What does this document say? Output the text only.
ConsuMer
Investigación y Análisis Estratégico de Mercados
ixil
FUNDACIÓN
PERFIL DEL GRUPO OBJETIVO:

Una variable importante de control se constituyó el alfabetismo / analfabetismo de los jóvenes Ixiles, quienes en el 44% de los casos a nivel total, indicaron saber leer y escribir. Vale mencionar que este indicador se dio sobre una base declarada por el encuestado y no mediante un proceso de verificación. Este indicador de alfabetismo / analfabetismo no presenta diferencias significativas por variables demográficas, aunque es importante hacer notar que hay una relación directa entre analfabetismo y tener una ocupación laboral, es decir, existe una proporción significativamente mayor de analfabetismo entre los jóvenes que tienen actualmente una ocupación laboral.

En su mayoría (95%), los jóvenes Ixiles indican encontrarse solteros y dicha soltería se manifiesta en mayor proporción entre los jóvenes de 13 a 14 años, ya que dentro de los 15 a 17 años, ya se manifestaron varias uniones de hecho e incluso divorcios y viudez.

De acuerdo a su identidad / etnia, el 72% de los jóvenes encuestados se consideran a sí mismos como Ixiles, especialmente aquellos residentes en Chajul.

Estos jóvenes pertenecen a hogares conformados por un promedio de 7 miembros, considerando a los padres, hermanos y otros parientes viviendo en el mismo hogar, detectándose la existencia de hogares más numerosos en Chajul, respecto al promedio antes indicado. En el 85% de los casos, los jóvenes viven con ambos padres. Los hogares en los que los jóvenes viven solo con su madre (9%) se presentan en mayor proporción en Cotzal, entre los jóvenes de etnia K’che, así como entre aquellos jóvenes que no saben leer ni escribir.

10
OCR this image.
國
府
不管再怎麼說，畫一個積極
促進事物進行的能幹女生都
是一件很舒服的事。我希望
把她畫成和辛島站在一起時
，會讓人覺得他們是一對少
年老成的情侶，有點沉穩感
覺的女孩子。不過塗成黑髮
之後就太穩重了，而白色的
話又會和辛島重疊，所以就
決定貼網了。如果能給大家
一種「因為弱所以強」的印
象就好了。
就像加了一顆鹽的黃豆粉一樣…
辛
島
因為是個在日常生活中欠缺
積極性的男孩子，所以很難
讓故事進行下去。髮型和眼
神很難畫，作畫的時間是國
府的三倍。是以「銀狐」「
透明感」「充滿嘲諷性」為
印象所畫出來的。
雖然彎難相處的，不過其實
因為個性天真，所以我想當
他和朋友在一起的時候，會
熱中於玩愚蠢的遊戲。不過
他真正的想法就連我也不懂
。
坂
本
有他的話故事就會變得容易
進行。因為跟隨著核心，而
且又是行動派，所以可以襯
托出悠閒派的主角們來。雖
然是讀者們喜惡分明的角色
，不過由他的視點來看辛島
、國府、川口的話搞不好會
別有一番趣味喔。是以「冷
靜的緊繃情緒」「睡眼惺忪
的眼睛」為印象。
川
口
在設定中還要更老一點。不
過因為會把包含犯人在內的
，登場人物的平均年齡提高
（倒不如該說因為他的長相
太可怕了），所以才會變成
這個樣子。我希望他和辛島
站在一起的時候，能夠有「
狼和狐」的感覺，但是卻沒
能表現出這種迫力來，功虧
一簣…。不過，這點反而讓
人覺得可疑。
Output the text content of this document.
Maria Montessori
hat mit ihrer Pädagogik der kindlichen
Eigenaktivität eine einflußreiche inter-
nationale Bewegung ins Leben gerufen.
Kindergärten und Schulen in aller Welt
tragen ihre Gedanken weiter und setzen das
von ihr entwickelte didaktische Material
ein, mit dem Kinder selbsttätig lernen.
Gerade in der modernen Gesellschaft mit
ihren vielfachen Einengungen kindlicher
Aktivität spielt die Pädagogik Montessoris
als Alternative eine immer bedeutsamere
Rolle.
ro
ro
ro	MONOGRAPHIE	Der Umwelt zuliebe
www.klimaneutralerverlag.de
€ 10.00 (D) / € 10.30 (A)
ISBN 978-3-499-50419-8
□ □ □ □ □
PROBLEM REQUIREMENTS: Write the whole listing out again. Keep every line exactly as it is.

RESULT OF THE EXERCISE:
What does this document say? Output the text only.
ConsuMer
Investigación y Análisis Estratégico de Mercados
ixil
FUNDACIÓN
PERFIL DEL GRUPO OBJETIVO:

Una variable importante de control se constituyó el alfabetismo / analfabetismo de los jóvenes Ixiles, quienes en el 44% de los casos a nivel total, indicaron saber leer y escribir. Vale mencionar que este indicador se dio sobre una base declarada por el encuestado y no mediante un proceso de verificación. Este indicador de alfabetismo / analfabetismo no presenta diferencias significativas por variables demográficas, aunque es importante hacer notar que hay una relación directa entre analfabetismo y tener una ocupación laboral, es decir, existe una proporción significativamente mayor de analfabetismo entre los jóvenes que tienen actualmente una ocupación laboral.

En su mayoría (95%), los jóvenes Ixiles indican encontrarse solteros y dicha soltería se manifiesta en mayor proporción entre los jóvenes de 13 a 14 años, ya que dentro de los 15 a 17 años, ya se manifestaron varias uniones de hecho e incluso divorcios y viudez.

De acuerdo a su identidad / etnia, el 72% de los jóvenes encuestados se consideran a sí mismos como Ixiles, especialmente aquellos residentes en Chajul.

Estos jóvenes pertenecen a hogares conformados por un promedio de 7 miembros, considerando a los padres, hermanos y otros parientes viviendo en el mismo hogar, detectándose la existencia de hogares más numerosos en Chajul, respecto al promedio antes indicado. En el 85% de los casos, los jóvenes viven con ambos padres. Los hogares en los que los jóvenes viven solo con su madre (9%) se presentan en mayor proporción en Cotzal, entre los jóvenes de etnia K’che, así como entre aquellos jóvenes que no saben leer ni escribir.

10
OCR this image.
國
府
不管再怎麼說，畫一個積極
促進事物進行的能幹女生都
是一件很舒服的事。我希望
把她畫成和辛島站在一起時
，會讓人覺得他們是一對少
年老成的情侶，有點沉穩感
覺的女孩子。不過塗成黑髮
之後就太穩重了，而白色的
話又會和辛島重疊，所以就
決定貼網了。如果能給大家
一種「因為弱所以強」的印
象就好了。
就像加了一顆鹽的黃豆粉一樣…
辛
島
因為是個在日常生活中欠缺
積極性的男孩子，所以很難
讓故事進行下去。髮型和眼
神很難畫，作畫的時間是國
府的三倍。是以「銀狐」「
透明感」「充滿嘲諷性」為
印象所畫出來的。
雖然彎難相處的，不過其實
因為個性天真，所以我想當
他和朋友在一起的時候，會
熱中於玩愚蠢的遊戲。不過
他真正的想法就連我也不懂
。
坂
本
有他的話故事就會變得容易
進行。因為跟隨著核心，而
且又是行動派，所以可以襯
托出悠閒派的主角們來。雖
然是讀者們喜惡分明的角色
，不過由他的視點來看辛島
、國府、川口的話搞不好會
別有一番趣味喔。是以「冷
靜的緊繃情緒」「睡眼惺忪
的眼睛」為印象。
川
口
在設定中還要更老一點。不
過因為會把包含犯人在內的
，登場人物的平均年齡提高
（倒不如該說因為他的長相
太可怕了），所以才會變成
這個樣子。我希望他和辛島
站在一起的時候，能夠有「
狼和狐」的感覺，但是卻沒
能表現出這種迫力來，功虧
一簣…。不過，這點反而讓
人覺得可疑。
Output the text content of this document.
Maria Montessori
hat mit ihrer Pädagogik der kindlichen
Eigenaktivität eine einflußreiche inter-
nationale Bewegung ins Leben gerufen.
Kindergärten und Schulen in aller Welt
tragen ihre Gedanken weiter und setzen das
von ihr entwickelte didaktische Material
ein, mit dem Kinder selbsttätig lernen.
Gerade in der modernen Gesellschaft mit
ihren vielfachen Einengungen kindlicher
Aktivität spielt die Pädagogik Montessoris
als Alternative eine immer bedeutsamere
Rolle.
ro
ro
ro	MONOGRAPHIE	Der Umwelt zuliebe
www.klimaneutralerverlag.de
€ 10.00 (D) / € 10.30 (A)
ISBN 978-3-499-50419-8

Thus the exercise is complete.